TASK TO CARRY OUT ::
Each record that follows should be repeated exactly, minus any images.

INFORMATION GIVEN ::
——————————

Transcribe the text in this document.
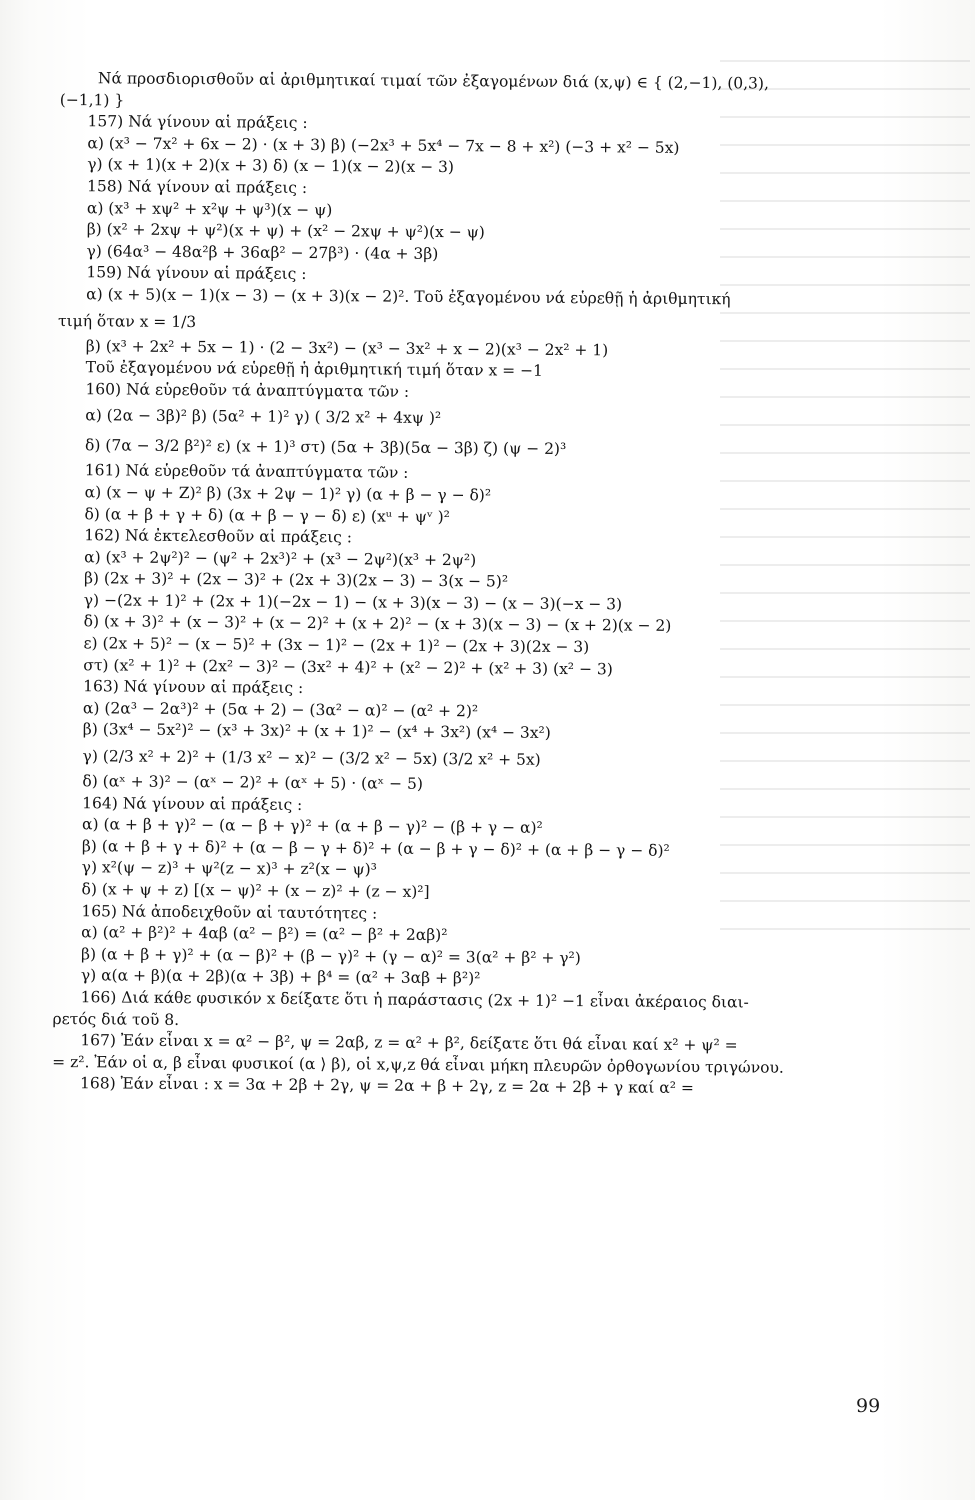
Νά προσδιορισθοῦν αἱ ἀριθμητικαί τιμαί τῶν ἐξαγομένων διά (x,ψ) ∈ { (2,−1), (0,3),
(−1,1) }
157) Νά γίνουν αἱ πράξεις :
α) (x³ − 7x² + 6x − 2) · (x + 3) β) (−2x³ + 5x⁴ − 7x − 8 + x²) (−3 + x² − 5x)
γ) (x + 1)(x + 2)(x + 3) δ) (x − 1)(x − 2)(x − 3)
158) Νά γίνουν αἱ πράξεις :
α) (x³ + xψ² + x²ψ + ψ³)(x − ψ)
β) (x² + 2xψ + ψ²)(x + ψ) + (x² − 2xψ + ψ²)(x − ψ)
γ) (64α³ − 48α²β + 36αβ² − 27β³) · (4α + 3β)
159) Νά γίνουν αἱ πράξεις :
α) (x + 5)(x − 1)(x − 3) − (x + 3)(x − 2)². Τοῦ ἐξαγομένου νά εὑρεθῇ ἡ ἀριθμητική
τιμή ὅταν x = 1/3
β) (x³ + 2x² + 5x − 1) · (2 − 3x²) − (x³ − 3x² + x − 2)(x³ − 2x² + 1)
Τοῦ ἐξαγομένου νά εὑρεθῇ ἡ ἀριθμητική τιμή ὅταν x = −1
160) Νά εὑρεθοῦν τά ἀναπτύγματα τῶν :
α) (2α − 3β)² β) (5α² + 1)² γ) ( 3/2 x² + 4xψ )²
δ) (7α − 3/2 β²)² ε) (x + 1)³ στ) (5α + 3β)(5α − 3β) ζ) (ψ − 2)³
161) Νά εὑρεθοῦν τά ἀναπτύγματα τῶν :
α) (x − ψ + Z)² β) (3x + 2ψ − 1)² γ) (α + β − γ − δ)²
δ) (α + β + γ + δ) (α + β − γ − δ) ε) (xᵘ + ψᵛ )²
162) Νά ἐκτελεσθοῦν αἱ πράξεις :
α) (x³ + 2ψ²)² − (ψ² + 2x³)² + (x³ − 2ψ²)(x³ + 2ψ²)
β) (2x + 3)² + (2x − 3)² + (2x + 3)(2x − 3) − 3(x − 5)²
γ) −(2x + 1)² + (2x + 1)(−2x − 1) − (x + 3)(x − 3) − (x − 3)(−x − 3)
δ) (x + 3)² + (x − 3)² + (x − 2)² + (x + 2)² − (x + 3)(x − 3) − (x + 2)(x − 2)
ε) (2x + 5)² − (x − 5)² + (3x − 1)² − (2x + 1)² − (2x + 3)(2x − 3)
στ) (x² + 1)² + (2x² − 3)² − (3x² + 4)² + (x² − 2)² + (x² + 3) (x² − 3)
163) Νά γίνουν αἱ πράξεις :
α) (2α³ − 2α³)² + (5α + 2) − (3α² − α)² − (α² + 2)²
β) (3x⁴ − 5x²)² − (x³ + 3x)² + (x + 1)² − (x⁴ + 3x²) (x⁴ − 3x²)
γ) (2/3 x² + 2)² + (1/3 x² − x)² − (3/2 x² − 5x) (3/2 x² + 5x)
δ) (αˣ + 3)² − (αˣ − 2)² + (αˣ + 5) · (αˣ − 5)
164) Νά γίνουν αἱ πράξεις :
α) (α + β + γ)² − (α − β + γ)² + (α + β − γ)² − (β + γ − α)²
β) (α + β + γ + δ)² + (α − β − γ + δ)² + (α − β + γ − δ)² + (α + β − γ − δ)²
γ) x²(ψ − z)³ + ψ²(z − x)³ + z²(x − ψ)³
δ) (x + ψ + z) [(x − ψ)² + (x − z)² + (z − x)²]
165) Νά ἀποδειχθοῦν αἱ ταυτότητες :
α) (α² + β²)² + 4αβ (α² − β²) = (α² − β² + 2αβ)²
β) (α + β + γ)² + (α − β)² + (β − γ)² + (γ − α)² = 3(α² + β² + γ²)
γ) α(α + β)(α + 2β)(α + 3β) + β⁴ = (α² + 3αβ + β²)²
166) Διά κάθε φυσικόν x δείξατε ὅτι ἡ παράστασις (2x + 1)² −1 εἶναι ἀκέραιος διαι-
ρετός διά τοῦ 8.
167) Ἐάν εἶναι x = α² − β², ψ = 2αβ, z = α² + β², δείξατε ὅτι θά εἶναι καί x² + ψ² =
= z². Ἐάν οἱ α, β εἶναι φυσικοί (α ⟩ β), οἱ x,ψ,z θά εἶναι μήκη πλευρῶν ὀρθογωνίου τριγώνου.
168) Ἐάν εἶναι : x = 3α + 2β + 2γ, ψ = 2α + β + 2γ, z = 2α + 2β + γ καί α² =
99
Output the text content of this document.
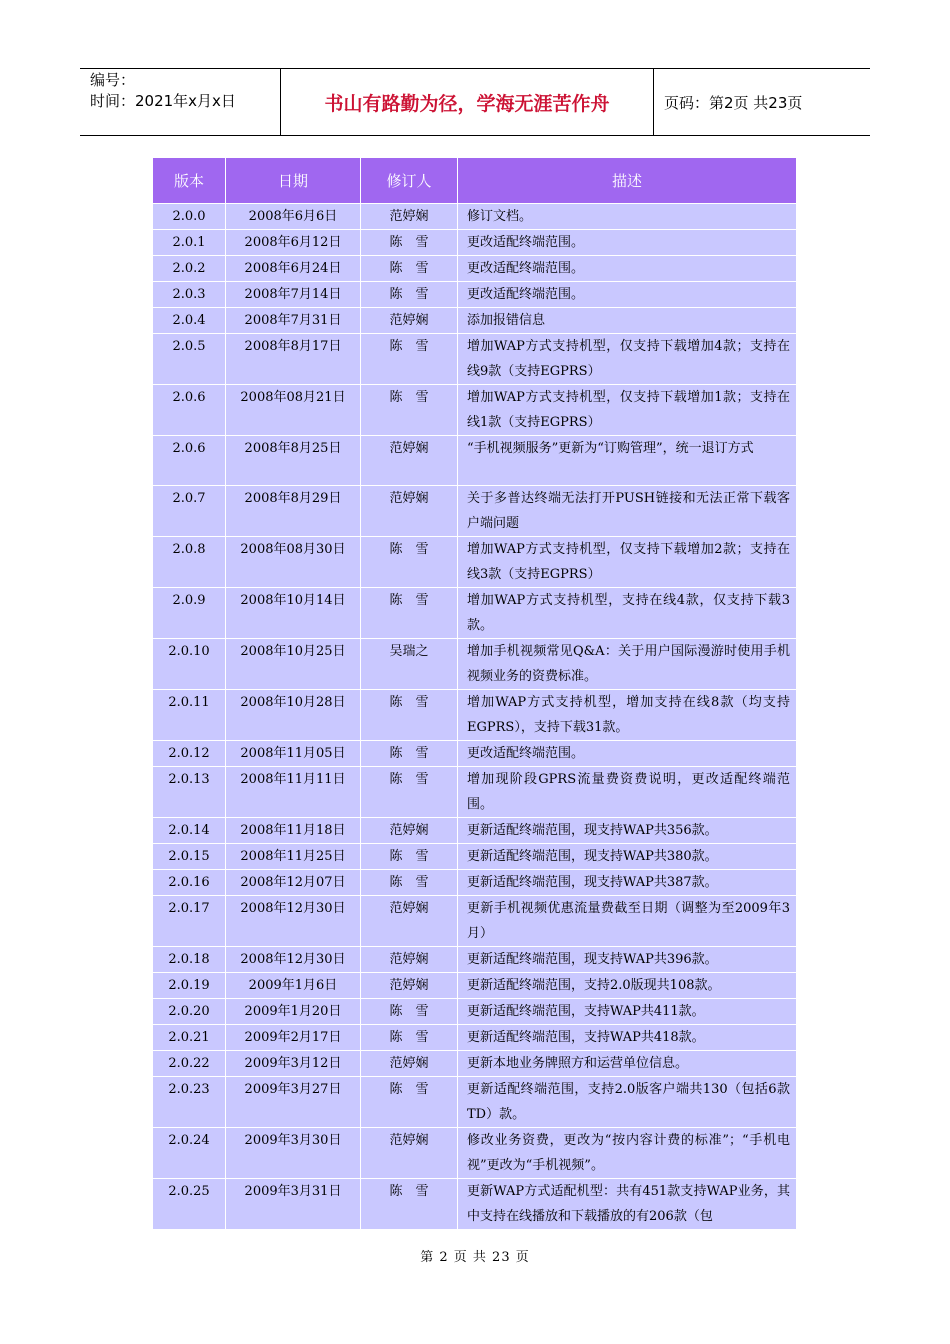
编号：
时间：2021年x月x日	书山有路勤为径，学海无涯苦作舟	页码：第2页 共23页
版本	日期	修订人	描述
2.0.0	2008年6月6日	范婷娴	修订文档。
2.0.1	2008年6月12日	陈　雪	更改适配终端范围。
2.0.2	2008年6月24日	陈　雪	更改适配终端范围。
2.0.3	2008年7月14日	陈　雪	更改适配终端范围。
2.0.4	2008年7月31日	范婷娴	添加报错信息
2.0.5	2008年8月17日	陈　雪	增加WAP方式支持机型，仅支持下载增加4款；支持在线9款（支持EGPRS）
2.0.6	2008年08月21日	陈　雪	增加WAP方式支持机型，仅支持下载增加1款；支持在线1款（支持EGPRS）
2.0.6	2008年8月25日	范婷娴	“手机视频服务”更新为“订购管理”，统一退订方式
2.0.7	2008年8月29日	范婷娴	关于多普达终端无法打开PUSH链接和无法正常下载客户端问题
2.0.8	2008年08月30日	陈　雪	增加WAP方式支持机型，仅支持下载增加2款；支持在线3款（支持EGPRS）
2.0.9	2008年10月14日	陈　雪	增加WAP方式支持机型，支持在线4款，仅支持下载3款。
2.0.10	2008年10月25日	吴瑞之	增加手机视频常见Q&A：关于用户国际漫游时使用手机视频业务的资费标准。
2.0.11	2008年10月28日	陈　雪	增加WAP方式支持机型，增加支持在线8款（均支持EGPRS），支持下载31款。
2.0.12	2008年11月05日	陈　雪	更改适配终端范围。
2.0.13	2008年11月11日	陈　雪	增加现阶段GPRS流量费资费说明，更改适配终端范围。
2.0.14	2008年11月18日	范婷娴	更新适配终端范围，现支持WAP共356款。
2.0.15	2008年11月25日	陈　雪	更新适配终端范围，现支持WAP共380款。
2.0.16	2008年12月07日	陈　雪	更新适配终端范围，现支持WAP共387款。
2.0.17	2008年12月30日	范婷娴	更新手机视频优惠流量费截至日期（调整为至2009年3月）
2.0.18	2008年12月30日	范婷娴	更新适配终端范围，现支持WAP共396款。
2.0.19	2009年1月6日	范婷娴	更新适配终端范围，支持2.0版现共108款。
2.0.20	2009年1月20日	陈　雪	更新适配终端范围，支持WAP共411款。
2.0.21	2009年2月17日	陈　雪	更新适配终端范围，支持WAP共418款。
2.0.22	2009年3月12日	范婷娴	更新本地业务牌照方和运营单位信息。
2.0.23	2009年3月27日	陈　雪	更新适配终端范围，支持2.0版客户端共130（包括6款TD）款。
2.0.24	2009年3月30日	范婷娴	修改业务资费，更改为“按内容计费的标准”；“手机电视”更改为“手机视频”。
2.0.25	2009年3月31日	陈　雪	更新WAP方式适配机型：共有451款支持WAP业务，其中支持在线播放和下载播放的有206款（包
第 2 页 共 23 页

——————————

EXERCISE ANSWER ::
Transcribe the text in this document.
Νά προσδιορισθοῦν αἱ ἀριθμητικαί τιμαί τῶν ἐξαγομένων διά (x,ψ) ∈ { (2,−1), (0,3),
(−1,1) }
157) Νά γίνουν αἱ πράξεις :
α) (x³ − 7x² + 6x − 2) · (x + 3) β) (−2x³ + 5x⁴ − 7x − 8 + x²) (−3 + x² − 5x)
γ) (x + 1)(x + 2)(x + 3) δ) (x − 1)(x − 2)(x − 3)
158) Νά γίνουν αἱ πράξεις :
α) (x³ + xψ² + x²ψ + ψ³)(x − ψ)
β) (x² + 2xψ + ψ²)(x + ψ) + (x² − 2xψ + ψ²)(x − ψ)
γ) (64α³ − 48α²β + 36αβ² − 27β³) · (4α + 3β)
159) Νά γίνουν αἱ πράξεις :
α) (x + 5)(x − 1)(x − 3) − (x + 3)(x − 2)². Τοῦ ἐξαγομένου νά εὑρεθῇ ἡ ἀριθμητική
τιμή ὅταν x = 1/3
β) (x³ + 2x² + 5x − 1) · (2 − 3x²) − (x³ − 3x² + x − 2)(x³ − 2x² + 1)
Τοῦ ἐξαγομένου νά εὑρεθῇ ἡ ἀριθμητική τιμή ὅταν x = −1
160) Νά εὑρεθοῦν τά ἀναπτύγματα τῶν :
α) (2α − 3β)² β) (5α² + 1)² γ) ( 3/2 x² + 4xψ )²
δ) (7α − 3/2 β²)² ε) (x + 1)³ στ) (5α + 3β)(5α − 3β) ζ) (ψ − 2)³
161) Νά εὑρεθοῦν τά ἀναπτύγματα τῶν :
α) (x − ψ + Z)² β) (3x + 2ψ − 1)² γ) (α + β − γ − δ)²
δ) (α + β + γ + δ) (α + β − γ − δ) ε) (xᵘ + ψᵛ )²
162) Νά ἐκτελεσθοῦν αἱ πράξεις :
α) (x³ + 2ψ²)² − (ψ² + 2x³)² + (x³ − 2ψ²)(x³ + 2ψ²)
β) (2x + 3)² + (2x − 3)² + (2x + 3)(2x − 3) − 3(x − 5)²
γ) −(2x + 1)² + (2x + 1)(−2x − 1) − (x + 3)(x − 3) − (x − 3)(−x − 3)
δ) (x + 3)² + (x − 3)² + (x − 2)² + (x + 2)² − (x + 3)(x − 3) − (x + 2)(x − 2)
ε) (2x + 5)² − (x − 5)² + (3x − 1)² − (2x + 1)² − (2x + 3)(2x − 3)
στ) (x² + 1)² + (2x² − 3)² − (3x² + 4)² + (x² − 2)² + (x² + 3) (x² − 3)
163) Νά γίνουν αἱ πράξεις :
α) (2α³ − 2α³)² + (5α + 2) − (3α² − α)² − (α² + 2)²
β) (3x⁴ − 5x²)² − (x³ + 3x)² + (x + 1)² − (x⁴ + 3x²) (x⁴ − 3x²)
γ) (2/3 x² + 2)² + (1/3 x² − x)² − (3/2 x² − 5x) (3/2 x² + 5x)
δ) (αˣ + 3)² − (αˣ − 2)² + (αˣ + 5) · (αˣ − 5)
164) Νά γίνουν αἱ πράξεις :
α) (α + β + γ)² − (α − β + γ)² + (α + β − γ)² − (β + γ − α)²
β) (α + β + γ + δ)² + (α − β − γ + δ)² + (α − β + γ − δ)² + (α + β − γ − δ)²
γ) x²(ψ − z)³ + ψ²(z − x)³ + z²(x − ψ)³
δ) (x + ψ + z) [(x − ψ)² + (x − z)² + (z − x)²]
165) Νά ἀποδειχθοῦν αἱ ταυτότητες :
α) (α² + β²)² + 4αβ (α² − β²) = (α² − β² + 2αβ)²
β) (α + β + γ)² + (α − β)² + (β − γ)² + (γ − α)² = 3(α² + β² + γ²)
γ) α(α + β)(α + 2β)(α + 3β) + β⁴ = (α² + 3αβ + β²)²
166) Διά κάθε φυσικόν x δείξατε ὅτι ἡ παράστασις (2x + 1)² −1 εἶναι ἀκέραιος διαι-
ρετός διά τοῦ 8.
167) Ἐάν εἶναι x = α² − β², ψ = 2αβ, z = α² + β², δείξατε ὅτι θά εἶναι καί x² + ψ² =
= z². Ἐάν οἱ α, β εἶναι φυσικοί (α ⟩ β), οἱ x,ψ,z θά εἶναι μήκη πλευρῶν ὀρθογωνίου τριγώνου.
168) Ἐάν εἶναι : x = 3α + 2β + 2γ, ψ = 2α + β + 2γ, z = 2α + 2β + γ καί α² =
99
Output the text content of this document.
编号：
时间：2021年x月x日	书山有路勤为径，学海无涯苦作舟	页码：第2页 共23页
版本	日期	修订人	描述
2.0.0	2008年6月6日	范婷娴	修订文档。
2.0.1	2008年6月12日	陈　雪	更改适配终端范围。
2.0.2	2008年6月24日	陈　雪	更改适配终端范围。
2.0.3	2008年7月14日	陈　雪	更改适配终端范围。
2.0.4	2008年7月31日	范婷娴	添加报错信息
2.0.5	2008年8月17日	陈　雪	增加WAP方式支持机型，仅支持下载增加4款；支持在线9款（支持EGPRS）
2.0.6	2008年08月21日	陈　雪	增加WAP方式支持机型，仅支持下载增加1款；支持在线1款（支持EGPRS）
2.0.6	2008年8月25日	范婷娴	“手机视频服务”更新为“订购管理”，统一退订方式
2.0.7	2008年8月29日	范婷娴	关于多普达终端无法打开PUSH链接和无法正常下载客户端问题
2.0.8	2008年08月30日	陈　雪	增加WAP方式支持机型，仅支持下载增加2款；支持在线3款（支持EGPRS）
2.0.9	2008年10月14日	陈　雪	增加WAP方式支持机型，支持在线4款，仅支持下载3款。
2.0.10	2008年10月25日	吴瑞之	增加手机视频常见Q&A：关于用户国际漫游时使用手机视频业务的资费标准。
2.0.11	2008年10月28日	陈　雪	增加WAP方式支持机型，增加支持在线8款（均支持EGPRS），支持下载31款。
2.0.12	2008年11月05日	陈　雪	更改适配终端范围。
2.0.13	2008年11月11日	陈　雪	增加现阶段GPRS流量费资费说明，更改适配终端范围。
2.0.14	2008年11月18日	范婷娴	更新适配终端范围，现支持WAP共356款。
2.0.15	2008年11月25日	陈　雪	更新适配终端范围，现支持WAP共380款。
2.0.16	2008年12月07日	陈　雪	更新适配终端范围，现支持WAP共387款。
2.0.17	2008年12月30日	范婷娴	更新手机视频优惠流量费截至日期（调整为至2009年3月）
2.0.18	2008年12月30日	范婷娴	更新适配终端范围，现支持WAP共396款。
2.0.19	2009年1月6日	范婷娴	更新适配终端范围，支持2.0版现共108款。
2.0.20	2009年1月20日	陈　雪	更新适配终端范围，支持WAP共411款。
2.0.21	2009年2月17日	陈　雪	更新适配终端范围，支持WAP共418款。
2.0.22	2009年3月12日	范婷娴	更新本地业务牌照方和运营单位信息。
2.0.23	2009年3月27日	陈　雪	更新适配终端范围，支持2.0版客户端共130（包括6款TD）款。
2.0.24	2009年3月30日	范婷娴	修改业务资费，更改为“按内容计费的标准”；“手机电视”更改为“手机视频”。
2.0.25	2009年3月31日	陈　雪	更新WAP方式适配机型：共有451款支持WAP业务，其中支持在线播放和下载播放的有206款（包
第 2 页 共 23 页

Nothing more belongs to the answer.